Aim of the task:
Reproduce this listing in full.

Input rows:
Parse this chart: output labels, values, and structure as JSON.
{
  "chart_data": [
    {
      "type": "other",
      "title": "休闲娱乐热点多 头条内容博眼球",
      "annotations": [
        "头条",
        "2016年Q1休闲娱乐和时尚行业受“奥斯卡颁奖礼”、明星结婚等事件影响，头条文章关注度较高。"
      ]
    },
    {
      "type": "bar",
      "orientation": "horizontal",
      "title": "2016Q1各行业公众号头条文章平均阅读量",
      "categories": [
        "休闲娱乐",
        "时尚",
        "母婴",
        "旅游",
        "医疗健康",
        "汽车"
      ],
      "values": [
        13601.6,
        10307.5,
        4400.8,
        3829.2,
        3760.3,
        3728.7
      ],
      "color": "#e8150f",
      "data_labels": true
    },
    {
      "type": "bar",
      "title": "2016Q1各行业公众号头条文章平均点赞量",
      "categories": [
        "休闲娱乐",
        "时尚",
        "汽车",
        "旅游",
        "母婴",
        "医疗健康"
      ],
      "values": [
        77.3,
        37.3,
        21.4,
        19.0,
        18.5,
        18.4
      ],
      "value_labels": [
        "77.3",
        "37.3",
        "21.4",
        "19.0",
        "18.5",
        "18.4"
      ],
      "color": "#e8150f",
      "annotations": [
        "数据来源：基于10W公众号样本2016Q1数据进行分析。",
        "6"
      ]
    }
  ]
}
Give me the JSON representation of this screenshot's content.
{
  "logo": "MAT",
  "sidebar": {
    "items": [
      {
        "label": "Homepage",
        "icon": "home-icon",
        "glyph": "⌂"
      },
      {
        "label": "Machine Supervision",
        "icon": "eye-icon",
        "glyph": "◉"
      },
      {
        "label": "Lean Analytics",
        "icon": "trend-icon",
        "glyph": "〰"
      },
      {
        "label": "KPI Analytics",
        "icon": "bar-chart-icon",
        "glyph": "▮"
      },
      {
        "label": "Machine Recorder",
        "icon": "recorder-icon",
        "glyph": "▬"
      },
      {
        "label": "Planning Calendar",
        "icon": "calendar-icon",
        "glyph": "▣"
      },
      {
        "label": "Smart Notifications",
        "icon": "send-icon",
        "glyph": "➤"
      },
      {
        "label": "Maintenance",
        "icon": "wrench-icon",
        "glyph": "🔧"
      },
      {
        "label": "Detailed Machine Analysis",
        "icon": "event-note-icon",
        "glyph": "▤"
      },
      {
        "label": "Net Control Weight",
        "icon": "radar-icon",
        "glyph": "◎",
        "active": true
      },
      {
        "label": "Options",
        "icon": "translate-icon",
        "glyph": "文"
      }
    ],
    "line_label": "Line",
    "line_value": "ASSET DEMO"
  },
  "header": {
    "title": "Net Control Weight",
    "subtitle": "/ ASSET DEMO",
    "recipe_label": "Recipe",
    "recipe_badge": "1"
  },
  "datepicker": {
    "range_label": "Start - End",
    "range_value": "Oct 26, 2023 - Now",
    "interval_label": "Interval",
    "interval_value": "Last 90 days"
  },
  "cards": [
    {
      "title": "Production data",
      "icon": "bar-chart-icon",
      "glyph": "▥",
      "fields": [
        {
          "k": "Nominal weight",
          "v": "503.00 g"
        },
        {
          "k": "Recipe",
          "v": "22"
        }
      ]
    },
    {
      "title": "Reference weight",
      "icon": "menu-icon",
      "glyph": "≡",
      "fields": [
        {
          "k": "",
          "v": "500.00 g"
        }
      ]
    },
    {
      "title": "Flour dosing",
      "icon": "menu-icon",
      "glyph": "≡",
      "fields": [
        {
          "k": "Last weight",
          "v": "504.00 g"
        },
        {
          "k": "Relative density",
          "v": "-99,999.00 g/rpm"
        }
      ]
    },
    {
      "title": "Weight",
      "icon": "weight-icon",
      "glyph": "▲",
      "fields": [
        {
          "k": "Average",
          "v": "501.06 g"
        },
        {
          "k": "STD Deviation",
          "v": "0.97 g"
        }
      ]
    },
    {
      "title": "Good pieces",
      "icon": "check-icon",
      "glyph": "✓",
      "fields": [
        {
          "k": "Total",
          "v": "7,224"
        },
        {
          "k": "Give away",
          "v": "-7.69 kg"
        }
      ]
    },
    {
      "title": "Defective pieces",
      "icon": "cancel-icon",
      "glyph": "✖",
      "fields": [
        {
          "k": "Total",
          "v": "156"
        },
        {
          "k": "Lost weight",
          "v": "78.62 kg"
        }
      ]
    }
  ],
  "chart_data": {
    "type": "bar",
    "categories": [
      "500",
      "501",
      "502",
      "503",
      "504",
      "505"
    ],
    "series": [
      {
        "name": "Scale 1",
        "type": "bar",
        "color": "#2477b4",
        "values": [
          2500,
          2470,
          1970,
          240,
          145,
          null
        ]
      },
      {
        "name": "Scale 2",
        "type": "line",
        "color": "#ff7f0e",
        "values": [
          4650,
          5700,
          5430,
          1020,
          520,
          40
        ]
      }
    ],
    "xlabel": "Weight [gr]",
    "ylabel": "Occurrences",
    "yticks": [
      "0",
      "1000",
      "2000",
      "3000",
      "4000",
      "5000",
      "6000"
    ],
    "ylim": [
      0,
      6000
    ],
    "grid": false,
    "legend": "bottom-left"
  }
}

Response:
Parse this chart: output labels, values, and structure as JSON.
{
  "chart_data": [
    {
      "type": "other",
      "title": "休闲娱乐热点多 头条内容博眼球",
      "annotations": [
        "头条",
        "2016年Q1休闲娱乐和时尚行业受“奥斯卡颁奖礼”、明星结婚等事件影响，头条文章关注度较高。"
      ]
    },
    {
      "type": "bar",
      "orientation": "horizontal",
      "title": "2016Q1各行业公众号头条文章平均阅读量",
      "categories": [
        "休闲娱乐",
        "时尚",
        "母婴",
        "旅游",
        "医疗健康",
        "汽车"
      ],
      "values": [
        13601.6,
        10307.5,
        4400.8,
        3829.2,
        3760.3,
        3728.7
      ],
      "color": "#e8150f",
      "data_labels": true
    },
    {
      "type": "bar",
      "title": "2016Q1各行业公众号头条文章平均点赞量",
      "categories": [
        "休闲娱乐",
        "时尚",
        "汽车",
        "旅游",
        "母婴",
        "医疗健康"
      ],
      "values": [
        77.3,
        37.3,
        21.4,
        19.0,
        18.5,
        18.4
      ],
      "value_labels": [
        "77.3",
        "37.3",
        "21.4",
        "19.0",
        "18.5",
        "18.4"
      ],
      "color": "#e8150f",
      "annotations": [
        "数据来源：基于10W公众号样本2016Q1数据进行分析。",
        "6"
      ]
    }
  ]
}
Give me the JSON representation of this screenshot's content.
{
  "logo": "MAT",
  "sidebar": {
    "items": [
      {
        "label": "Homepage",
        "icon": "home-icon",
        "glyph": "⌂"
      },
      {
        "label": "Machine Supervision",
        "icon": "eye-icon",
        "glyph": "◉"
      },
      {
        "label": "Lean Analytics",
        "icon": "trend-icon",
        "glyph": "〰"
      },
      {
        "label": "KPI Analytics",
        "icon": "bar-chart-icon",
        "glyph": "▮"
      },
      {
        "label": "Machine Recorder",
        "icon": "recorder-icon",
        "glyph": "▬"
      },
      {
        "label": "Planning Calendar",
        "icon": "calendar-icon",
        "glyph": "▣"
      },
      {
        "label": "Smart Notifications",
        "icon": "send-icon",
        "glyph": "➤"
      },
      {
        "label": "Maintenance",
        "icon": "wrench-icon",
        "glyph": "🔧"
      },
      {
        "label": "Detailed Machine Analysis",
        "icon": "event-note-icon",
        "glyph": "▤"
      },
      {
        "label": "Net Control Weight",
        "icon": "radar-icon",
        "glyph": "◎",
        "active": true
      },
      {
        "label": "Options",
        "icon": "translate-icon",
        "glyph": "文"
      }
    ],
    "line_label": "Line",
    "line_value": "ASSET DEMO"
  },
  "header": {
    "title": "Net Control Weight",
    "subtitle": "/ ASSET DEMO",
    "recipe_label": "Recipe",
    "recipe_badge": "1"
  },
  "datepicker": {
    "range_label": "Start - End",
    "range_value": "Oct 26, 2023 - Now",
    "interval_label": "Interval",
    "interval_value": "Last 90 days"
  },
  "cards": [
    {
      "title": "Production data",
      "icon": "bar-chart-icon",
      "glyph": "▥",
      "fields": [
        {
          "k": "Nominal weight",
          "v": "503.00 g"
        },
        {
          "k": "Recipe",
          "v": "22"
        }
      ]
    },
    {
      "title": "Reference weight",
      "icon": "menu-icon",
      "glyph": "≡",
      "fields": [
        {
          "k": "",
          "v": "500.00 g"
        }
      ]
    },
    {
      "title": "Flour dosing",
      "icon": "menu-icon",
      "glyph": "≡",
      "fields": [
        {
          "k": "Last weight",
          "v": "504.00 g"
        },
        {
          "k": "Relative density",
          "v": "-99,999.00 g/rpm"
        }
      ]
    },
    {
      "title": "Weight",
      "icon": "weight-icon",
      "glyph": "▲",
      "fields": [
        {
          "k": "Average",
          "v": "501.06 g"
        },
        {
          "k": "STD Deviation",
          "v": "0.97 g"
        }
      ]
    },
    {
      "title": "Good pieces",
      "icon": "check-icon",
      "glyph": "✓",
      "fields": [
        {
          "k": "Total",
          "v": "7,224"
        },
        {
          "k": "Give away",
          "v": "-7.69 kg"
        }
      ]
    },
    {
      "title": "Defective pieces",
      "icon": "cancel-icon",
      "glyph": "✖",
      "fields": [
        {
          "k": "Total",
          "v": "156"
        },
        {
          "k": "Lost weight",
          "v": "78.62 kg"
        }
      ]
    }
  ],
  "chart_data": {
    "type": "bar",
    "categories": [
      "500",
      "501",
      "502",
      "503",
      "504",
      "505"
    ],
    "series": [
      {
        "name": "Scale 1",
        "type": "bar",
        "color": "#2477b4",
        "values": [
          2500,
          2470,
          1970,
          240,
          145,
          null
        ]
      },
      {
        "name": "Scale 2",
        "type": "line",
        "color": "#ff7f0e",
        "values": [
          4650,
          5700,
          5430,
          1020,
          520,
          40
        ]
      }
    ],
    "xlabel": "Weight [gr]",
    "ylabel": "Occurrences",
    "yticks": [
      "0",
      "1000",
      "2000",
      "3000",
      "4000",
      "5000",
      "6000"
    ],
    "ylim": [
      0,
      6000
    ],
    "grid": false,
    "legend": "bottom-left"
  }
}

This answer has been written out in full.